*What is required*: Go through the listing below and gather every line with the word "Engineer".

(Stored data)

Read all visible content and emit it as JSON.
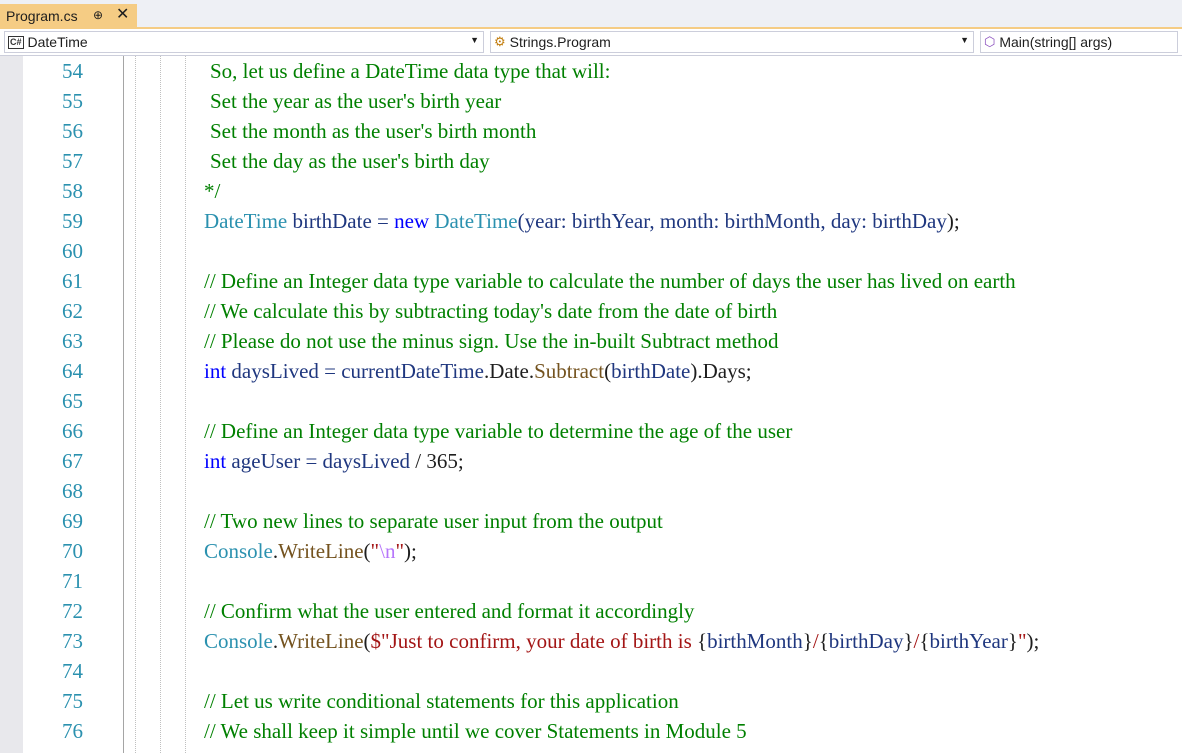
{
  "tab": {
    "label": "Program.cs",
    "pin_glyph": "⊕",
    "close_glyph": "✕",
    "accent_color": "#f5cc84"
  },
  "navbar": {
    "project_combo": {
      "icon": "csharp-file-icon",
      "icon_text": "C#",
      "value": "DateTime"
    },
    "type_combo": {
      "icon": "namespace-icon",
      "value": "Strings.Program"
    },
    "member_combo": {
      "icon": "method-icon",
      "value": "Main(string[] args)"
    }
  },
  "editor": {
    "lines": [
      {
        "num": "54",
        "indent": 6,
        "tokens": [
          {
            "t": "So, let us define a DateTime data type that will:",
            "c": "comment"
          }
        ]
      },
      {
        "num": "55",
        "indent": 6,
        "tokens": [
          {
            "t": "Set the year as the user's birth year",
            "c": "comment"
          }
        ]
      },
      {
        "num": "56",
        "indent": 6,
        "tokens": [
          {
            "t": "Set the month as the user's birth month",
            "c": "comment"
          }
        ]
      },
      {
        "num": "57",
        "indent": 6,
        "tokens": [
          {
            "t": "Set the day as the user's birth day",
            "c": "comment"
          }
        ]
      },
      {
        "num": "58",
        "indent": 0,
        "tokens": [
          {
            "t": "*/",
            "c": "comment"
          }
        ]
      },
      {
        "num": "59",
        "indent": 0,
        "tokens": [
          {
            "t": "DateTime",
            "c": "type"
          },
          {
            "t": " birthDate = ",
            "c": "ident"
          },
          {
            "t": "new",
            "c": "kw"
          },
          {
            "t": " ",
            "c": "plain"
          },
          {
            "t": "DateTime",
            "c": "type"
          },
          {
            "t": "(year: ",
            "c": "ident"
          },
          {
            "t": "birthYear",
            "c": "ident"
          },
          {
            "t": ", month: ",
            "c": "ident"
          },
          {
            "t": "birthMonth",
            "c": "ident"
          },
          {
            "t": ", day: ",
            "c": "ident"
          },
          {
            "t": "birthDay",
            "c": "ident"
          },
          {
            "t": ");",
            "c": "plain"
          }
        ]
      },
      {
        "num": "60",
        "indent": 0,
        "tokens": []
      },
      {
        "num": "61",
        "indent": 0,
        "tokens": [
          {
            "t": "// Define an Integer data type variable to calculate the number of days the user has lived on earth",
            "c": "comment"
          }
        ]
      },
      {
        "num": "62",
        "indent": 0,
        "tokens": [
          {
            "t": "// We calculate this by subtracting today's date from the date of birth",
            "c": "comment"
          }
        ]
      },
      {
        "num": "63",
        "indent": 0,
        "tokens": [
          {
            "t": "// Please do not use the minus sign. Use the in-built Subtract method",
            "c": "comment"
          }
        ]
      },
      {
        "num": "64",
        "indent": 0,
        "tokens": [
          {
            "t": "int",
            "c": "kw"
          },
          {
            "t": " daysLived = currentDateTime",
            "c": "ident"
          },
          {
            "t": ".Date.",
            "c": "plain"
          },
          {
            "t": "Subtract",
            "c": "method"
          },
          {
            "t": "(",
            "c": "plain"
          },
          {
            "t": "birthDate",
            "c": "ident"
          },
          {
            "t": ").Days;",
            "c": "plain"
          }
        ]
      },
      {
        "num": "65",
        "indent": 0,
        "tokens": []
      },
      {
        "num": "66",
        "indent": 0,
        "tokens": [
          {
            "t": "// Define an Integer data type variable to determine the age of the user",
            "c": "comment"
          }
        ]
      },
      {
        "num": "67",
        "indent": 0,
        "tokens": [
          {
            "t": "int",
            "c": "kw"
          },
          {
            "t": " ageUser = daysLived",
            "c": "ident"
          },
          {
            "t": " / 365;",
            "c": "plain"
          }
        ]
      },
      {
        "num": "68",
        "indent": 0,
        "tokens": []
      },
      {
        "num": "69",
        "indent": 0,
        "tokens": [
          {
            "t": "// Two new lines to separate user input from the output",
            "c": "comment"
          }
        ]
      },
      {
        "num": "70",
        "indent": 0,
        "tokens": [
          {
            "t": "Console",
            "c": "type"
          },
          {
            "t": ".",
            "c": "plain"
          },
          {
            "t": "WriteLine",
            "c": "method"
          },
          {
            "t": "(",
            "c": "plain"
          },
          {
            "t": "\"",
            "c": "string"
          },
          {
            "t": "\\n",
            "c": "escape"
          },
          {
            "t": "\"",
            "c": "string"
          },
          {
            "t": ");",
            "c": "plain"
          }
        ]
      },
      {
        "num": "71",
        "indent": 0,
        "tokens": []
      },
      {
        "num": "72",
        "indent": 0,
        "tokens": [
          {
            "t": "// Confirm what the user entered and format it accordingly",
            "c": "comment"
          }
        ]
      },
      {
        "num": "73",
        "indent": 0,
        "tokens": [
          {
            "t": "Console",
            "c": "type"
          },
          {
            "t": ".",
            "c": "plain"
          },
          {
            "t": "WriteLine",
            "c": "method"
          },
          {
            "t": "(",
            "c": "plain"
          },
          {
            "t": "$\"Just to confirm, your date of birth is ",
            "c": "string"
          },
          {
            "t": "{",
            "c": "plain"
          },
          {
            "t": "birthMonth",
            "c": "interp"
          },
          {
            "t": "}",
            "c": "plain"
          },
          {
            "t": "/",
            "c": "string"
          },
          {
            "t": "{",
            "c": "plain"
          },
          {
            "t": "birthDay",
            "c": "interp"
          },
          {
            "t": "}",
            "c": "plain"
          },
          {
            "t": "/",
            "c": "string"
          },
          {
            "t": "{",
            "c": "plain"
          },
          {
            "t": "birthYear",
            "c": "interp"
          },
          {
            "t": "}",
            "c": "plain"
          },
          {
            "t": "\"",
            "c": "string"
          },
          {
            "t": ");",
            "c": "plain"
          }
        ]
      },
      {
        "num": "74",
        "indent": 0,
        "tokens": []
      },
      {
        "num": "75",
        "indent": 0,
        "tokens": [
          {
            "t": "// Let us write conditional statements for this application",
            "c": "comment"
          }
        ]
      },
      {
        "num": "76",
        "indent": 0,
        "tokens": [
          {
            "t": "// We shall keep it simple until we cover Statements in Module 5",
            "c": "comment"
          }
        ]
      }
    ]
  }
}
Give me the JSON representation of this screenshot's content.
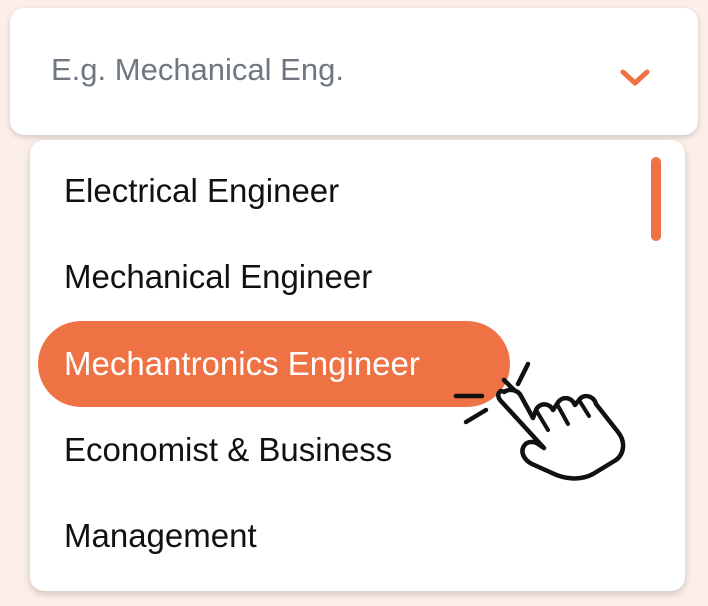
{
  "select": {
    "placeholder": "E.g. Mechanical Eng.",
    "chevron_icon": "chevron-down-icon"
  },
  "dropdown": {
    "options": [
      {
        "label": "Electrical Engineer",
        "selected": false
      },
      {
        "label": "Mechanical Engineer",
        "selected": false
      },
      {
        "label": "Mechantronics Engineer",
        "selected": true
      },
      {
        "label": "Economist & Business",
        "selected": false
      },
      {
        "label": "Management",
        "selected": false
      }
    ],
    "pointer_icon": "hand-pointer-click-icon"
  },
  "colors": {
    "accent": "#ef7244",
    "background": "#fcefe9",
    "placeholder_text": "#6f7780",
    "option_text": "#111111"
  }
}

*Result*:
        "label": "Electrical Engineer",
        "label": "Mechanical Engineer",
        "label": "Mechantronics Engineer",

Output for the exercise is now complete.